** BEGIN EXERCISE MATERIALS **
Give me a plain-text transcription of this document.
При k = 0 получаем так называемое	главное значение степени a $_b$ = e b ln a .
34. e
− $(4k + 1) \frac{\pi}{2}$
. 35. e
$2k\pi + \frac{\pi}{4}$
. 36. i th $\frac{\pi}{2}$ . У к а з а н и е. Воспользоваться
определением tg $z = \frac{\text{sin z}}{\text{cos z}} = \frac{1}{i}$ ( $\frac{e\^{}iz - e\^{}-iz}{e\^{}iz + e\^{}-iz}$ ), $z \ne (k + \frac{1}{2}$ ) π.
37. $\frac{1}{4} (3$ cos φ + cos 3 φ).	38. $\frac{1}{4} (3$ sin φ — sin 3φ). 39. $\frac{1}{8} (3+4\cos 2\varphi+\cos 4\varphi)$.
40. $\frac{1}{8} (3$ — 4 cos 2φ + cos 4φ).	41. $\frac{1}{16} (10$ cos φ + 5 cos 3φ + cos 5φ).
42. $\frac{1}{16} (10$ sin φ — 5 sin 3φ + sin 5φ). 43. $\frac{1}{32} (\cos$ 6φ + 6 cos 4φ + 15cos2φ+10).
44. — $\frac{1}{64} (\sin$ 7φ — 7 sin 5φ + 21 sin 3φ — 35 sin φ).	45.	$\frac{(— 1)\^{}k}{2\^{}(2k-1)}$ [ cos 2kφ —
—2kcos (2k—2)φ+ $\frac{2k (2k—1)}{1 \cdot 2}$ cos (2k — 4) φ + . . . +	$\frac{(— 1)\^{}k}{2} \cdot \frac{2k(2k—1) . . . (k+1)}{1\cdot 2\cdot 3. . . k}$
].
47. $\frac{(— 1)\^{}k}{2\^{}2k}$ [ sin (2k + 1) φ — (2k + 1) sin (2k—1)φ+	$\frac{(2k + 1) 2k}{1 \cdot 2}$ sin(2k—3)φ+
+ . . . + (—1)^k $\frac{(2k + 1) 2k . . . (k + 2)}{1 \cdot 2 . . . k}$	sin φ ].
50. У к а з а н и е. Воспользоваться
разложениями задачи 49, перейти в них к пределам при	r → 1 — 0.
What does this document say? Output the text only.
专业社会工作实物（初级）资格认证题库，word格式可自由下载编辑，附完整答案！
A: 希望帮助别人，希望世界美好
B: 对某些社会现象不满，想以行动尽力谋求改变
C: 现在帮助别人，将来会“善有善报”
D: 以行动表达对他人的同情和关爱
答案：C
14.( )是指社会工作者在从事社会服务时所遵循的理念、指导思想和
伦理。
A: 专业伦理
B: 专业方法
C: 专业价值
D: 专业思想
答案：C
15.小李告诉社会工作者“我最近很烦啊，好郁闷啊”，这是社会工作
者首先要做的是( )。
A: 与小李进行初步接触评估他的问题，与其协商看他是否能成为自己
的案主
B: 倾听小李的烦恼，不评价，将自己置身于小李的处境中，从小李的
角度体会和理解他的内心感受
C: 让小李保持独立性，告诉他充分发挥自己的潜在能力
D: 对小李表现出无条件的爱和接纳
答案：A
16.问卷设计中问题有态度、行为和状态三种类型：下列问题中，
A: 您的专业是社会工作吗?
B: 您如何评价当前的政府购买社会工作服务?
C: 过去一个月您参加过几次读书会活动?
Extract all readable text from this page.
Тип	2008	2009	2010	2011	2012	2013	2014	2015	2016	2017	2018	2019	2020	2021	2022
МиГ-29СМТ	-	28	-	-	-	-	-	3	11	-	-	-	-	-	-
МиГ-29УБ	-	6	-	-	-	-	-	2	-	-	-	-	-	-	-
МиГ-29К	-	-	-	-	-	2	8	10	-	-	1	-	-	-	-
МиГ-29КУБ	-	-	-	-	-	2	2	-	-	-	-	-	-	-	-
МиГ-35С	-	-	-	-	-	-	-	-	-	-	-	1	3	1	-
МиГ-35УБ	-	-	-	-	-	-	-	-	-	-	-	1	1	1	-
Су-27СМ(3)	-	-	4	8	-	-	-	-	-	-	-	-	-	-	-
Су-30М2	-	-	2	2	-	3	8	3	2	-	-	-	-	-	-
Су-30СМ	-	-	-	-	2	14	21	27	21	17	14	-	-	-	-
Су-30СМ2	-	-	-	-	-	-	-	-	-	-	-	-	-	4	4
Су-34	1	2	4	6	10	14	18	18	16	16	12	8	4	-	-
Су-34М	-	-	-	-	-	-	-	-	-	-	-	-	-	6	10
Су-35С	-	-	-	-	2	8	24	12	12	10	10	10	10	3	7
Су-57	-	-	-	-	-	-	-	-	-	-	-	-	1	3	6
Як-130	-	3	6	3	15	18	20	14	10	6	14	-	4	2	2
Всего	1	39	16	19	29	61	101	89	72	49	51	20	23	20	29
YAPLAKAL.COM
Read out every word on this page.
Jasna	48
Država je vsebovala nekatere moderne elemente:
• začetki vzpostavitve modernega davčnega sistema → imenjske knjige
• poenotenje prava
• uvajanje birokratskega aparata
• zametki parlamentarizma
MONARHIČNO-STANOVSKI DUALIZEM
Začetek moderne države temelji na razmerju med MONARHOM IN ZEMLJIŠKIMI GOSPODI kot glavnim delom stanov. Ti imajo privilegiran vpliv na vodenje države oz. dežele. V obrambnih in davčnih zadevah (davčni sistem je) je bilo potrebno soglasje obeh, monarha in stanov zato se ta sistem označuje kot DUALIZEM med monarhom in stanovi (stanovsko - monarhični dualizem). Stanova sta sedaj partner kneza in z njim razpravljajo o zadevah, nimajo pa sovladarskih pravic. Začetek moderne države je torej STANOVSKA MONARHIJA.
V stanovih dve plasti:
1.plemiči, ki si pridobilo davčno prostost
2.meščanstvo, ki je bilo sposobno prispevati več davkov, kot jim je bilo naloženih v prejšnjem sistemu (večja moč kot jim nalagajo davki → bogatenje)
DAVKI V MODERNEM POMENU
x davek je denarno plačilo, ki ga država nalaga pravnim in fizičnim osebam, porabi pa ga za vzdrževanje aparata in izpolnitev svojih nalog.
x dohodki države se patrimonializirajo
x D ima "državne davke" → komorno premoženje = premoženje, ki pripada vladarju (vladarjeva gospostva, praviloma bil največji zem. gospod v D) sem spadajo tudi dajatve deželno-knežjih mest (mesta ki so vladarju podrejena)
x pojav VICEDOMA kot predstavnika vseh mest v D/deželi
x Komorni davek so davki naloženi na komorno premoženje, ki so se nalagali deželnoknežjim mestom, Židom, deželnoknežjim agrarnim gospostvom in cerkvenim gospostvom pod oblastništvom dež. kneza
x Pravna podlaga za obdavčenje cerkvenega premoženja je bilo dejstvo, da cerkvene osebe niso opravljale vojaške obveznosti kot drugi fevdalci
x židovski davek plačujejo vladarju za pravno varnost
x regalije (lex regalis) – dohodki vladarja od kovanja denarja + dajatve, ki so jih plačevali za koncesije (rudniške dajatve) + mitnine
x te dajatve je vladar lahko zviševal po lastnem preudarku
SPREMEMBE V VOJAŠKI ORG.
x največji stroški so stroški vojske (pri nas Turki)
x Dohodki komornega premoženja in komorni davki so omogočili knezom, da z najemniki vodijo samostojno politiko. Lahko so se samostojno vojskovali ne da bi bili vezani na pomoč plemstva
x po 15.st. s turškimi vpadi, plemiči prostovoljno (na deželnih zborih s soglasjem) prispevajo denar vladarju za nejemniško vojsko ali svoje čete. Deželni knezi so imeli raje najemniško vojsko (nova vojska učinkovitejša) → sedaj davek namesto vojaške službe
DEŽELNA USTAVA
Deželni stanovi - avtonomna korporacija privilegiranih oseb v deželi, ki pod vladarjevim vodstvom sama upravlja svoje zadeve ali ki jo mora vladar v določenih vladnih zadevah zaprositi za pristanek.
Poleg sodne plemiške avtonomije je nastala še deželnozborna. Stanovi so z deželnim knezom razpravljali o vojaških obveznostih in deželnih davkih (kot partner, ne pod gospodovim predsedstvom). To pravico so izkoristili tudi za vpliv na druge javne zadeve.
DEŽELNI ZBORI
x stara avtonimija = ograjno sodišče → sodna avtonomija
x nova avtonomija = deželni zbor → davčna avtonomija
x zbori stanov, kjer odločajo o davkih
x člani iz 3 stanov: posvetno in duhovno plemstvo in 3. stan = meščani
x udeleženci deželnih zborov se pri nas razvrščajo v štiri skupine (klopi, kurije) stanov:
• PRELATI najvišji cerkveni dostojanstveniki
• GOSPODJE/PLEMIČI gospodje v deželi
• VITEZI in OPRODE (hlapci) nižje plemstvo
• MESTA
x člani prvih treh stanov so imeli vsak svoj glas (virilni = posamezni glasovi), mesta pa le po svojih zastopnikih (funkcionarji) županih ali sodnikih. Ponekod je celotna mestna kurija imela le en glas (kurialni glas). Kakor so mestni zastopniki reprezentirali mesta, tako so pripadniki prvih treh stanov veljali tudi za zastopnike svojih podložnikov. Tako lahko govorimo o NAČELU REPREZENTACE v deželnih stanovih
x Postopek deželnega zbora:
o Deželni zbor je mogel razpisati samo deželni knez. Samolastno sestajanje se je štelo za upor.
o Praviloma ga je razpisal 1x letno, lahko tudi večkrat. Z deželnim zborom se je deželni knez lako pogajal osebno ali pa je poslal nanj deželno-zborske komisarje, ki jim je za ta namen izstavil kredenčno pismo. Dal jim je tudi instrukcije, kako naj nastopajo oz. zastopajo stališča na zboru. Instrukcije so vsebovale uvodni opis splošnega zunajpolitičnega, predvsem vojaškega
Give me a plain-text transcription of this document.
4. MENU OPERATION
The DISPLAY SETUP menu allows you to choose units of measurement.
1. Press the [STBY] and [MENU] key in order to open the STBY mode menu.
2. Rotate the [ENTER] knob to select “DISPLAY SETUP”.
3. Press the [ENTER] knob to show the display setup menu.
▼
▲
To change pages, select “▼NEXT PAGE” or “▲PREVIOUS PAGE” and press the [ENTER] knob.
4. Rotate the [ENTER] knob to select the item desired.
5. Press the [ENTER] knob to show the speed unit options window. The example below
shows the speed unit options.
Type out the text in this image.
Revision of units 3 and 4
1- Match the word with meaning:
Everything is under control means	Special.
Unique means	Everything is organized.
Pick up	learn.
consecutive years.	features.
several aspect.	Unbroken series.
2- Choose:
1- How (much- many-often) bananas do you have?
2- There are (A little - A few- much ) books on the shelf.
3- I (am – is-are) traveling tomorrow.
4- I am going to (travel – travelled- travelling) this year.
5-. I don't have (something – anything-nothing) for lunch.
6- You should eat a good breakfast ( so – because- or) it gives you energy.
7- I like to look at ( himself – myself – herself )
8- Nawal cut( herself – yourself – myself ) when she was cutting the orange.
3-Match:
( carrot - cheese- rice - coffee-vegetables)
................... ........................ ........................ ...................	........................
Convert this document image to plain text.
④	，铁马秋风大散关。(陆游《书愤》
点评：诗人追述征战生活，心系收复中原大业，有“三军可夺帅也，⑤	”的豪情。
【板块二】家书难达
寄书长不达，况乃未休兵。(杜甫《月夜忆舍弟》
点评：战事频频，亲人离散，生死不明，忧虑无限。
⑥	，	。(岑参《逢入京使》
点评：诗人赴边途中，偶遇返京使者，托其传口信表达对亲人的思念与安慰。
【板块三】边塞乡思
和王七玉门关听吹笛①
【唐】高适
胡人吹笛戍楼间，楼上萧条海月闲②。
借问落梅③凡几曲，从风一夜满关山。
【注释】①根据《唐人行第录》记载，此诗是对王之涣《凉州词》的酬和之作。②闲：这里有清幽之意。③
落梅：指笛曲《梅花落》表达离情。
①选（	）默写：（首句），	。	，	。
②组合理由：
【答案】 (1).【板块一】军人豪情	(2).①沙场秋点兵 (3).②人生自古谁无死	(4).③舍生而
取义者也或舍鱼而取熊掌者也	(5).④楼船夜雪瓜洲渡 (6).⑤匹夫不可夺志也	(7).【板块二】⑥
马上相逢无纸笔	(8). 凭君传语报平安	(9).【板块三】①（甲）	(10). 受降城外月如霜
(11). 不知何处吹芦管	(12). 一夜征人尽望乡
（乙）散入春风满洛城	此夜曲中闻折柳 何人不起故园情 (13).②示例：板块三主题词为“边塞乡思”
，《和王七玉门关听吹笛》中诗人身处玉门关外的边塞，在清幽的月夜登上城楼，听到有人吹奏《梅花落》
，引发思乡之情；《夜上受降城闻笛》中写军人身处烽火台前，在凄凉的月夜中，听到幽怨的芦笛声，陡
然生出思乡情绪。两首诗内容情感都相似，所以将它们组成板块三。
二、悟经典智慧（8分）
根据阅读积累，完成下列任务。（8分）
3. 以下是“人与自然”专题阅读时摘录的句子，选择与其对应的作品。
** END EXERCISE MATERIALS **
WHAT THE TASK REQUIRES
Wherever "ENTER" shows up in a line, copy that line.

OUTPUT FOR THIS EXERCISE
2. Rotate the [ENTER] knob to select “DISPLAY SETUP”.
3. Press the [ENTER] knob to show the display setup menu.
To change pages, select “▼NEXT PAGE” or “▲PREVIOUS PAGE” and press the [ENTER] knob.
4. Rotate the [ENTER] knob to select the item desired.
5. Press the [ENTER] knob to show the speed unit options window. The example below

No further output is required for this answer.